Mesmo que se considere o simples fato do pagamento da multa rescisória como ato jurídico perfeito e acabado, ainda assim não se vislumbra possibilidade de ofensa ao art. 5º, XXXVI da Constituição.

Uma vez que o Excelso Supremo Tribunal Federal considerou as diferenças resultantes do expurgo direito adquirido dos empregados (RE 226.855, Rel. Min. Moreira Alves, DJ 13/10/00), consectária é a atualização dos saldos pelo Gestor, assim como a complementação da indenização compensatória.

A má interpretação da lei de política econômica, a inabilidade do agente gestor, como quer que se atribua a causa das diferenças resultantes do expurgo – considerado direito adquirido pelo Excelso Supremo Tribunal – nada afetam o conteúdo da Lei 8.036/90, no tocante à distribuição de encargos e competências, em especial quanto à obrigação do pagamento da multa fundiária.

Há precedentes desta Corte neste mesmo sentido, dos quais pode-se destacar o seguinte:

DIFERENÇA DE MULTA DE 40% DO FGTS – EXPURGOS INFLACIONÁRIOS -RESPONSABILIDADE PELO PAGAMENTO.

## Enunciado 1
Segundo o trecho sobre a multa do FGTS, por que a atualização dos saldos pelo Gestor e a complementação da indenização compensatória são consequência necessária?
## Enunciado 2
Prossiga o trecho sobre a multa do FGTS a partir da última frase apresentada.

## Dados fornecidos

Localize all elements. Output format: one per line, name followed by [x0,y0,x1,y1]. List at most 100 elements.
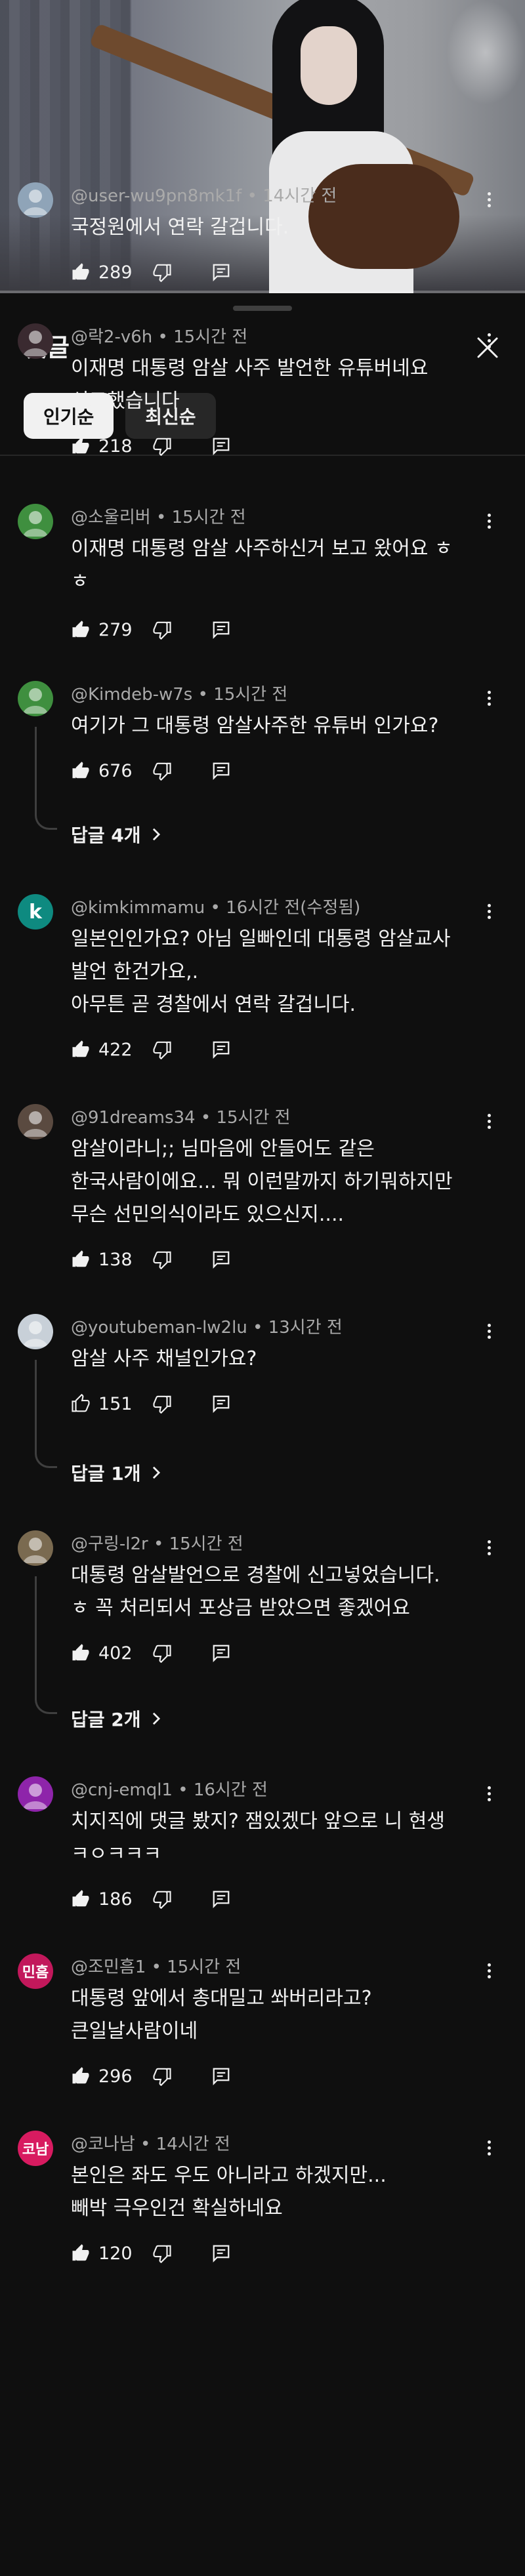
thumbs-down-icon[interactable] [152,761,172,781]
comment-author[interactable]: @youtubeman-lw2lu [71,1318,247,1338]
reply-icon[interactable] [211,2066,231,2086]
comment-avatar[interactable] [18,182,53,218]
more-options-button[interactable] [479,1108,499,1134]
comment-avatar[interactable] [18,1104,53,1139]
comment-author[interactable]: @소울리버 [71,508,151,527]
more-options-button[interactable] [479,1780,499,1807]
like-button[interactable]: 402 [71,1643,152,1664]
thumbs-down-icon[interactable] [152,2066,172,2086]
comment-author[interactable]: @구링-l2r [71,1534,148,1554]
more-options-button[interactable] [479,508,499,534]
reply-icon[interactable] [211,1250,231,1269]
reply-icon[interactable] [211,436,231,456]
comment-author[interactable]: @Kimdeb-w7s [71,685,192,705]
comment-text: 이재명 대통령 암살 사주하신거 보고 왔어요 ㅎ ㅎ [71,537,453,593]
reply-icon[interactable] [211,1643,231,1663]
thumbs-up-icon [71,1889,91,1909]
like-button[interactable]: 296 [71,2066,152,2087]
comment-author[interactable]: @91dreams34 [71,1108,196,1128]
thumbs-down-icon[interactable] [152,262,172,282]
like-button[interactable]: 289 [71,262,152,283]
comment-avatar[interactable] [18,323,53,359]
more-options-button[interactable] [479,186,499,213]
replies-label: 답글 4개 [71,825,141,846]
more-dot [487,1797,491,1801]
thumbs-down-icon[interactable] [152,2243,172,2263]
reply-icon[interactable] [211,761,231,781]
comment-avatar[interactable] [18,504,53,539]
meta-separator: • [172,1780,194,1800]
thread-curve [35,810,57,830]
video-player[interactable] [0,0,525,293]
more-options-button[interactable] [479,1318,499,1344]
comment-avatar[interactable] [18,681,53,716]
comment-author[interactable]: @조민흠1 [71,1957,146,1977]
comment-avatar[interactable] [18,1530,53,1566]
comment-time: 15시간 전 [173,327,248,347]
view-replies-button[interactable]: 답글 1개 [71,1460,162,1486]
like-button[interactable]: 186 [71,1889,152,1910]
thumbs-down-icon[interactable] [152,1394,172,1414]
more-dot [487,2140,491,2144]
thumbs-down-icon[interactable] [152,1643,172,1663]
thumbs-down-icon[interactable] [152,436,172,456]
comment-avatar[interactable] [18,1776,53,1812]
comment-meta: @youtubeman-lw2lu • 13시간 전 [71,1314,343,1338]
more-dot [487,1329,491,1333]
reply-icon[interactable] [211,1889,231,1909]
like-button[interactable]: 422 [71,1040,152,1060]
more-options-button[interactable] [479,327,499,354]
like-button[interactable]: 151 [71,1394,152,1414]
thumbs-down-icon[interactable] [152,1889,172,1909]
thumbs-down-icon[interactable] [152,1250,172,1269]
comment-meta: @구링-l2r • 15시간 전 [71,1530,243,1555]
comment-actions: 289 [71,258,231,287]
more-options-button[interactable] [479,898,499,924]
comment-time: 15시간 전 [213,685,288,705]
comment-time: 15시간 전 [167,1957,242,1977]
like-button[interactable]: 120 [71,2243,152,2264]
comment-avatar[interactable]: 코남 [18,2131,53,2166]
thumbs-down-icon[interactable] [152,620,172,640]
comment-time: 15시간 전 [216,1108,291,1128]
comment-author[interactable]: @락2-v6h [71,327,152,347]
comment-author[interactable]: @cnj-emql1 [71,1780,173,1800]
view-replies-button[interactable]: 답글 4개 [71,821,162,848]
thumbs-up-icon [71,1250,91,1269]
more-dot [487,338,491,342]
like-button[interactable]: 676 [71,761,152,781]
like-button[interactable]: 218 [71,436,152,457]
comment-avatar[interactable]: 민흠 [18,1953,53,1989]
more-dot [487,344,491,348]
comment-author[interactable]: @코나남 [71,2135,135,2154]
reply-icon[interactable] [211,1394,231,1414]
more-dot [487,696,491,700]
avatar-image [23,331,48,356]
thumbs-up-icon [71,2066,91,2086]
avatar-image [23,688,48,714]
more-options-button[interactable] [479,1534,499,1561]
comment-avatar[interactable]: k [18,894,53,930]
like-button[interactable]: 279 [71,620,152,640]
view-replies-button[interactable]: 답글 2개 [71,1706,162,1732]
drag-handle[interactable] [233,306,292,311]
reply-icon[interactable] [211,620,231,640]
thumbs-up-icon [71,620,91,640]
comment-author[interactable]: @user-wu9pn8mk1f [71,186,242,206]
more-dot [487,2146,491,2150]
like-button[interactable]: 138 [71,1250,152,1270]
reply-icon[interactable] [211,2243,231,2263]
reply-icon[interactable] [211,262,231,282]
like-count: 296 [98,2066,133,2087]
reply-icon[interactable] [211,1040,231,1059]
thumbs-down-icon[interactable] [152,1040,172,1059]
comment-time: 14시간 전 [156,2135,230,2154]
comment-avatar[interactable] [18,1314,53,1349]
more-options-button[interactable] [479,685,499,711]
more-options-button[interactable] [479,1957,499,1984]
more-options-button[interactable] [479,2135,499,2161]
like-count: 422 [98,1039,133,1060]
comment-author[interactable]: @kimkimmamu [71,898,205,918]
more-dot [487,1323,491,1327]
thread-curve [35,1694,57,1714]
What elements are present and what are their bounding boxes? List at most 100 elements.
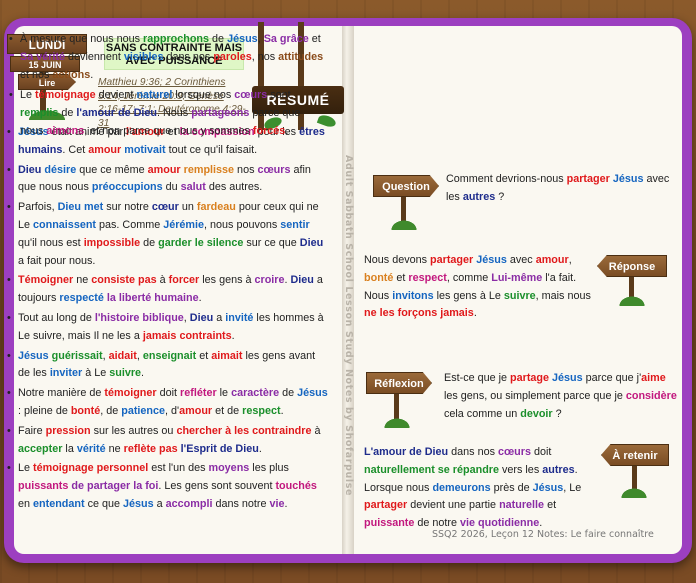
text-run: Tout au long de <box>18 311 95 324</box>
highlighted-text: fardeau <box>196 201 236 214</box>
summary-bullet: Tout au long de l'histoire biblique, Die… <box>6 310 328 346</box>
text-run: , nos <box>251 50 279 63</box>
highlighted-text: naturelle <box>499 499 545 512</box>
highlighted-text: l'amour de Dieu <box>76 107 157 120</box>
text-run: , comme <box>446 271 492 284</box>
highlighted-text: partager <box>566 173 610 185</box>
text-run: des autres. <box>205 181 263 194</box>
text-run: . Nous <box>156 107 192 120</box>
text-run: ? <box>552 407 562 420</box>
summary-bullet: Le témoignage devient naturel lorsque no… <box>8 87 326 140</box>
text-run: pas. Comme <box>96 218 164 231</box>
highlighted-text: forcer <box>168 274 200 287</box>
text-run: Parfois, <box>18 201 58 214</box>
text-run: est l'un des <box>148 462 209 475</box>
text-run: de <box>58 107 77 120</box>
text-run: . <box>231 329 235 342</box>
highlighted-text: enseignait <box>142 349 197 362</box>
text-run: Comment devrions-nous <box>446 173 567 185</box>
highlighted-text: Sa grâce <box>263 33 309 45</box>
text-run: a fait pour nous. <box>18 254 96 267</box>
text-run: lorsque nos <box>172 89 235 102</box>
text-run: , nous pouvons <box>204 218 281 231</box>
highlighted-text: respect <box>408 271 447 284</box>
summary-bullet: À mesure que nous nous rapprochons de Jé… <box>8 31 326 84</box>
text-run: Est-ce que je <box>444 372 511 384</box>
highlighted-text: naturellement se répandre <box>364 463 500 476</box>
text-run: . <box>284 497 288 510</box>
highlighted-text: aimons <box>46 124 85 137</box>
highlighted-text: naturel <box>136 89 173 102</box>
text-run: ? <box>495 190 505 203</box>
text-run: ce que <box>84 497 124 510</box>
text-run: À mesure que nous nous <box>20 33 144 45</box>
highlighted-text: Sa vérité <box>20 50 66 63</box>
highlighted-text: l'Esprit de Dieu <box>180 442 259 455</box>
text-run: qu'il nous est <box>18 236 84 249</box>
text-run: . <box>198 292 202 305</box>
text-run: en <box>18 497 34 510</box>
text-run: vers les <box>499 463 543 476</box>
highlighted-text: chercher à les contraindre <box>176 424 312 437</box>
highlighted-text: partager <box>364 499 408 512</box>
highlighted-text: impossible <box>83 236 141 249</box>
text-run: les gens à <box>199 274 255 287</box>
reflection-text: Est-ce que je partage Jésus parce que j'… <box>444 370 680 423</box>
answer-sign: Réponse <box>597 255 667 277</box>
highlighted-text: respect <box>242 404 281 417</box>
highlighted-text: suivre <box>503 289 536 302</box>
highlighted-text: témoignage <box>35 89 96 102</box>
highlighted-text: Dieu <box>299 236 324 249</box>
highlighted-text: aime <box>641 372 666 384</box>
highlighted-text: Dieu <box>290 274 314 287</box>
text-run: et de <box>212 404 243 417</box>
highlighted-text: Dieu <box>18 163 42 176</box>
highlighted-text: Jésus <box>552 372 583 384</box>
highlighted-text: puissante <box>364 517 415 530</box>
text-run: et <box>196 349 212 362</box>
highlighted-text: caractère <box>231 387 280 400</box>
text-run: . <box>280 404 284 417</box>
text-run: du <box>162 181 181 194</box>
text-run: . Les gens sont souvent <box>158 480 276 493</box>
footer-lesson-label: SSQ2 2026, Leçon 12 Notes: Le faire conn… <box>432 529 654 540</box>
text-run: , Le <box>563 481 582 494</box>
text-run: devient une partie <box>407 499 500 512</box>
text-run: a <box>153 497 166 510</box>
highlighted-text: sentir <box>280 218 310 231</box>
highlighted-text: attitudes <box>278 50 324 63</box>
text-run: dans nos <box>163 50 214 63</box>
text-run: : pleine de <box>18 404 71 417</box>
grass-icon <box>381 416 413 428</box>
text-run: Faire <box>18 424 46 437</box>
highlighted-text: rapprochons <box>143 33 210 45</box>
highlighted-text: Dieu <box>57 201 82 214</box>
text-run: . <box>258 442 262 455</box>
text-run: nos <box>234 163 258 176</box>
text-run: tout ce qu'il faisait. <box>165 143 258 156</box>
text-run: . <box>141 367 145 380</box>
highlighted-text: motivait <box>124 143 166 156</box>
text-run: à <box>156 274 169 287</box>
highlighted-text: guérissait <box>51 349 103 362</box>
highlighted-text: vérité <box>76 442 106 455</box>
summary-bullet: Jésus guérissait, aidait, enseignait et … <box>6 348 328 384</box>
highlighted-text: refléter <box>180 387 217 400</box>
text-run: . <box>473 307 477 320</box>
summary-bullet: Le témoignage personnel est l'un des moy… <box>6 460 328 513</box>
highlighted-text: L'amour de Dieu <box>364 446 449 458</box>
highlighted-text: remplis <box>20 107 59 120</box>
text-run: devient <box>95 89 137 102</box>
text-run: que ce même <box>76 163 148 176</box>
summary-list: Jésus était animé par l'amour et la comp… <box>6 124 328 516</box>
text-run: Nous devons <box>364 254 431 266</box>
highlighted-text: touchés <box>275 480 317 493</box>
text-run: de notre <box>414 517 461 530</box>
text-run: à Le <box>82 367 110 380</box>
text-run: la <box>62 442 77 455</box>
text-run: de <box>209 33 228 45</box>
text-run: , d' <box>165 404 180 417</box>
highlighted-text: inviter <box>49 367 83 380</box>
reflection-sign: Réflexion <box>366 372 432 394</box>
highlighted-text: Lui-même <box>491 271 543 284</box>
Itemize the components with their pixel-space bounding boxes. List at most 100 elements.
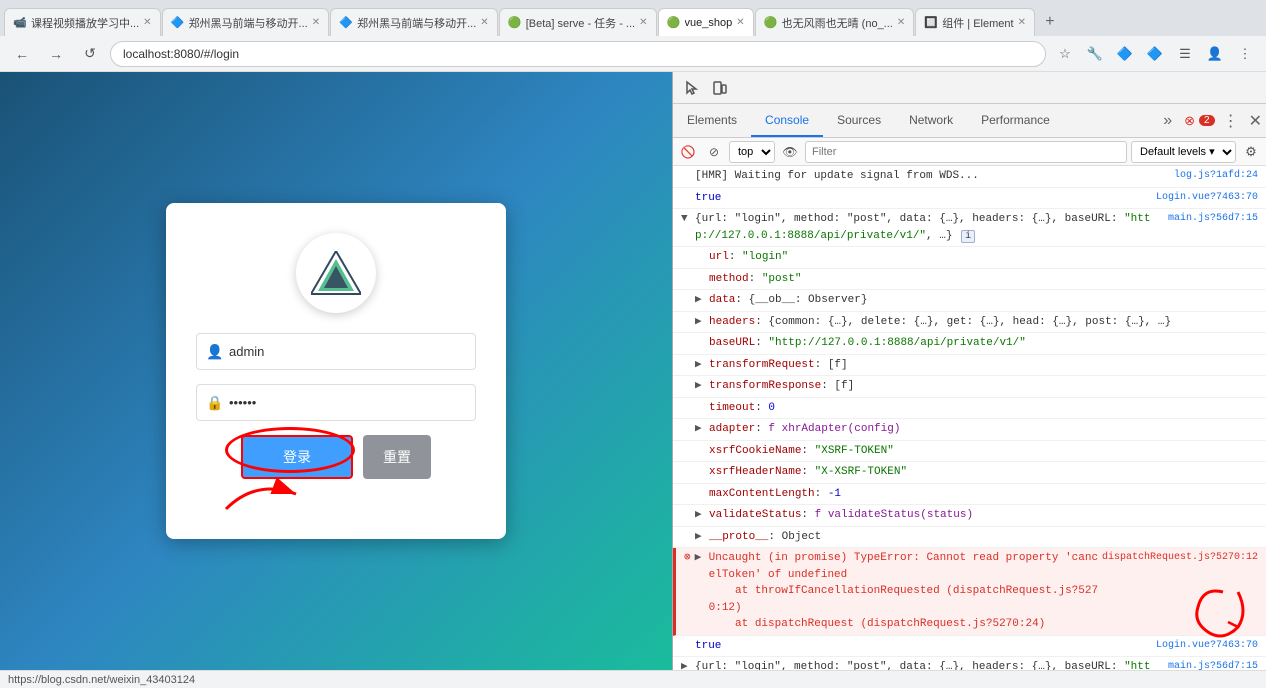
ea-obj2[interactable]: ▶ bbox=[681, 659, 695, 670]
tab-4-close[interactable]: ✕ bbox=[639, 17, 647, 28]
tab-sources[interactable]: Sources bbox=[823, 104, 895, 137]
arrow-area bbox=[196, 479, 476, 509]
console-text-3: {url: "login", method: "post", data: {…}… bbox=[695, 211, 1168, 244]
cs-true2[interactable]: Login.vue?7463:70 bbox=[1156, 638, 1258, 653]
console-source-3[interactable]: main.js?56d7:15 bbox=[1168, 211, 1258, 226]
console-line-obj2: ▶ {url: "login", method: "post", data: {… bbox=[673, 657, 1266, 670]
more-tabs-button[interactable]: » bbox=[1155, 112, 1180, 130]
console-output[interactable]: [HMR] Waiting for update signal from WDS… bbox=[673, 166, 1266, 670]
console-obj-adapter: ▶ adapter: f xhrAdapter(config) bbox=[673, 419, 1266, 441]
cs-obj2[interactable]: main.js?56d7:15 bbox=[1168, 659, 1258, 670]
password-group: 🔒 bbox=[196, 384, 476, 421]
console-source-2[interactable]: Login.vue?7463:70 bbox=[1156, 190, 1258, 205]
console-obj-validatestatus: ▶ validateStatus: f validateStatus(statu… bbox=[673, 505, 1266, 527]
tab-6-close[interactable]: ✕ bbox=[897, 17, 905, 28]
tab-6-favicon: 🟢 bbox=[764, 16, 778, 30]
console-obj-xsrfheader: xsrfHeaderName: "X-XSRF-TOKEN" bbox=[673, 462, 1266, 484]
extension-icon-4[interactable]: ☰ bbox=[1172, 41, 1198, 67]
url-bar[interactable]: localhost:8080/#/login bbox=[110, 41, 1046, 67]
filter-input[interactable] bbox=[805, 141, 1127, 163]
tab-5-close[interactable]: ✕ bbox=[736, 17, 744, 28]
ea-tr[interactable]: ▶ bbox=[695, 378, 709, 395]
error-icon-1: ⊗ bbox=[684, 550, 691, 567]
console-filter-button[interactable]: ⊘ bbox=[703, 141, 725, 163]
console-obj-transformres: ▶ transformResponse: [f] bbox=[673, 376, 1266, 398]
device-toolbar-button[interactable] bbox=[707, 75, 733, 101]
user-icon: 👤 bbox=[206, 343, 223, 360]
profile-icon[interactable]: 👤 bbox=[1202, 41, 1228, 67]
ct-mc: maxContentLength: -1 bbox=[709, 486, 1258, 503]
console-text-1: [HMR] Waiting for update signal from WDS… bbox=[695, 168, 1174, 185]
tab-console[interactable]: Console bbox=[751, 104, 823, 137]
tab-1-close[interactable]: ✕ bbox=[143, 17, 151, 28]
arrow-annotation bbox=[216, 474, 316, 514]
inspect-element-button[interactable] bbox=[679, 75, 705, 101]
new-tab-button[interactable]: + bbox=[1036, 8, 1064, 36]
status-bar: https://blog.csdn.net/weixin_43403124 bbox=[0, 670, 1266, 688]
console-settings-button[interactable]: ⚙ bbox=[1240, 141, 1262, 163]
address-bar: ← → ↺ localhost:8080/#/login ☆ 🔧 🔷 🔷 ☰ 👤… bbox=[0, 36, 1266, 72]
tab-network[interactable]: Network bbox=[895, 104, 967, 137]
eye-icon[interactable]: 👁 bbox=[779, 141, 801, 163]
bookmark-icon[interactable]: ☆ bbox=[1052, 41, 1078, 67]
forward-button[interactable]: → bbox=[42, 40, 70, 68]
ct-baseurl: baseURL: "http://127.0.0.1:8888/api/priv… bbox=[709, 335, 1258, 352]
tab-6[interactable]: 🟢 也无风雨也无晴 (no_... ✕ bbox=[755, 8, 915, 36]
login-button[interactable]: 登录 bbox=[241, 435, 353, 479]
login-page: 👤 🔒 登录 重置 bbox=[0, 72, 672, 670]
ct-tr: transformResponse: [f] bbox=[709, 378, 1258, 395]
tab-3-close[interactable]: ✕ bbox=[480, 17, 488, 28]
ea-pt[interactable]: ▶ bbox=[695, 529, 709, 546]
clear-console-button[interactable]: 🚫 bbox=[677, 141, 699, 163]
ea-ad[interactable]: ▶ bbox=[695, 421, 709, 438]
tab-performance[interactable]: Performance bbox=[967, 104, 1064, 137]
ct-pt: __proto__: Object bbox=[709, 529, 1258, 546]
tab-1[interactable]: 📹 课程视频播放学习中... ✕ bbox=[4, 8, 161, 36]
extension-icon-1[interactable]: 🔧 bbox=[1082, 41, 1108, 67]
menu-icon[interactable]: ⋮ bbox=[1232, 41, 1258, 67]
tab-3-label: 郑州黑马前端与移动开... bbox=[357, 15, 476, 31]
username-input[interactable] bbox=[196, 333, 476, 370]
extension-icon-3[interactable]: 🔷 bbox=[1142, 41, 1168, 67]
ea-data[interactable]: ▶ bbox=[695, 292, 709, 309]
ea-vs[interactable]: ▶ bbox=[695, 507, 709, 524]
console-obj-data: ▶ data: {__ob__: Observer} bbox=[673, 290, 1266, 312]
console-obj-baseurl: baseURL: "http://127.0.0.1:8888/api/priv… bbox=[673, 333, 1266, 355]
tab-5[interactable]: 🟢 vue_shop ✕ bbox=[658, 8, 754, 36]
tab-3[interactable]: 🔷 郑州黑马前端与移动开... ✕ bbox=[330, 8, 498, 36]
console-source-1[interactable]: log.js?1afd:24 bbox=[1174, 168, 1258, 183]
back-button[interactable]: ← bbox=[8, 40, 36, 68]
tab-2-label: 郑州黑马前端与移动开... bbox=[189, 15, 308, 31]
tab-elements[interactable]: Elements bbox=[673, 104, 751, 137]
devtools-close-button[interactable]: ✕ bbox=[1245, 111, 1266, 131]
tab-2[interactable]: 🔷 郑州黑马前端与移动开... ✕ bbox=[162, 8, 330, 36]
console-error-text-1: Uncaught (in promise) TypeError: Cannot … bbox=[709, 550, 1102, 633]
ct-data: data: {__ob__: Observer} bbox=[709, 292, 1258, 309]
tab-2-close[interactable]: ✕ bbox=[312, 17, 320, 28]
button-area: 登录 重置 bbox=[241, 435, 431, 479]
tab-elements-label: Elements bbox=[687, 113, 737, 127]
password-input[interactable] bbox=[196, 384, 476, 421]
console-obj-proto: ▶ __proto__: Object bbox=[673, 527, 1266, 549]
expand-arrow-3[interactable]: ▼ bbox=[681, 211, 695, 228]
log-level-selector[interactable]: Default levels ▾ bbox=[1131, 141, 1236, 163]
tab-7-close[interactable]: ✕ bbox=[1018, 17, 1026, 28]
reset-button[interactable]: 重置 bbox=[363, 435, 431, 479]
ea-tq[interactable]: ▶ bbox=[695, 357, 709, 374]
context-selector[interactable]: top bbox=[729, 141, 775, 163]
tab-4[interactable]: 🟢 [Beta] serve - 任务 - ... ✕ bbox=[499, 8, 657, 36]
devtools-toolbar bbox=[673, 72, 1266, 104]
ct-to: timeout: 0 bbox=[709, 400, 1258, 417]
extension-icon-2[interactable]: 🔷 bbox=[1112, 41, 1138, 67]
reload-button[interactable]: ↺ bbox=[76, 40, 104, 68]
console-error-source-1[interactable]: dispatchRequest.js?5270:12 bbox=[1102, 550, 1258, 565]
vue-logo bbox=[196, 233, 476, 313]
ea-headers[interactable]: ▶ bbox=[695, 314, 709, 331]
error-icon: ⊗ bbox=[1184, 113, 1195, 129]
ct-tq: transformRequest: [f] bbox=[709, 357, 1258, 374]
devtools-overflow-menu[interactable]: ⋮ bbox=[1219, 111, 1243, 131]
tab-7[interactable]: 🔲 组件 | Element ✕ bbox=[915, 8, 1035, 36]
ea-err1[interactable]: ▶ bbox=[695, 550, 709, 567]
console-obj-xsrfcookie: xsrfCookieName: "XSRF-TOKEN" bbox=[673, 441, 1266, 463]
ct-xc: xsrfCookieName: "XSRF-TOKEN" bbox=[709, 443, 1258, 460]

## Resposta 1
Porque o Supremo Tribunal Federal considerou direito adquirido dos empregados as diferenças resultantes do expurgo (RE 226.855, Rel. Min. Moreira Alves, DJ 13/10/00). Disso decorrem a atualização dos saldos pelo Gestor e a complementação da indenização compensatória.

## Resposta 2
Pela análise das normas dos arts. 9º, § 1º, do Decreto nº 99684, estabelecido pelo Decreto nº 2430/97, e 18, § 1º, da Lei nº 8036/90, verifica-se que o único que deve responder pela multa fundiária é o empregador, e tendo caráter acessório as diferenças da aludida multa decorrentes dos expurgos inflacionários, deve esse recompor a totalidade dos depósitos, ainda que proveniente de desídia do órgão gestor da garantia. Ressalte-se que o fato de a diferença advir da aplicação dos expurgos inflacionários, reconhecidos pelo STF como direitos adquiridos dos trabalhadores, não afasta a responsabilidade do empregador, uma vez que a reparação pecuniária caberá àquele que tinha obrigação de satisfazer a multa fundiária à época da dispensa sem justa causa. Todavia, eventual direito de reembolso ao empregador quanto às diferenças dos 40% sobre o FGTS em decorrência dos expurgos inflacionários demanda ação de regresso pela via ordinária. ( RR 880-2001-009-03-00, Quarta Turma, DJ 7/3/03, Rel. Min. Antônio José de Barros Levenhagen)

NÃO CONHEÇO.

ISTO POSTO

ACORDAM os Ministros da Segunda Turma do Tribunal Superior do Trabalho, unanimemente, não conhecer do recurso de revista.

Brasília, 28 de maio de 2003.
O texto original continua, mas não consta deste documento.